— BEGIN —
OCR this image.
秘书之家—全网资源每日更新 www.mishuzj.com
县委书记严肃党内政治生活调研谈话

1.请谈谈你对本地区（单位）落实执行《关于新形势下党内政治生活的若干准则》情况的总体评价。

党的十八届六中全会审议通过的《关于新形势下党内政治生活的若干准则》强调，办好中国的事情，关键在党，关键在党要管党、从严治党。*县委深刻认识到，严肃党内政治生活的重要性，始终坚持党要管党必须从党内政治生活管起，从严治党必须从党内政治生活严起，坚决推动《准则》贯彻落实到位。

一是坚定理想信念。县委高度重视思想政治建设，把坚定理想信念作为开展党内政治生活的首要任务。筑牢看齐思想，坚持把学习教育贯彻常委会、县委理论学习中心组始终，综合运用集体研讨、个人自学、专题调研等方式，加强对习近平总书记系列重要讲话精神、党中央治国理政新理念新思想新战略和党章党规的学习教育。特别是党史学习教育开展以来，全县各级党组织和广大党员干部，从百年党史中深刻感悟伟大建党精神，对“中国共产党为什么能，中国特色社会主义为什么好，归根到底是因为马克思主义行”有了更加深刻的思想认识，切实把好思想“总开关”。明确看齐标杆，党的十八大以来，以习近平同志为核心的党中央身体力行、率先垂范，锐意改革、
— END —
Transcribe the data. Leave every line exactly as it is.

◆ Finished exercise ◆
OCR this image.
秘书之家—全网资源每日更新 www.mishuzj.com
县委书记严肃党内政治生活调研谈话

1.请谈谈你对本地区（单位）落实执行《关于新形势下党内政治生活的若干准则》情况的总体评价。

党的十八届六中全会审议通过的《关于新形势下党内政治生活的若干准则》强调，办好中国的事情，关键在党，关键在党要管党、从严治党。*县委深刻认识到，严肃党内政治生活的重要性，始终坚持党要管党必须从党内政治生活管起，从严治党必须从党内政治生活严起，坚决推动《准则》贯彻落实到位。

一是坚定理想信念。县委高度重视思想政治建设，把坚定理想信念作为开展党内政治生活的首要任务。筑牢看齐思想，坚持把学习教育贯彻常委会、县委理论学习中心组始终，综合运用集体研讨、个人自学、专题调研等方式，加强对习近平总书记系列重要讲话精神、党中央治国理政新理念新思想新战略和党章党规的学习教育。特别是党史学习教育开展以来，全县各级党组织和广大党员干部，从百年党史中深刻感悟伟大建党精神，对“中国共产党为什么能，中国特色社会主义为什么好，归根到底是因为马克思主义行”有了更加深刻的思想认识，切实把好思想“总开关”。明确看齐标杆，党的十八大以来，以习近平同志为核心的党中央身体力行、率先垂范，锐意改革、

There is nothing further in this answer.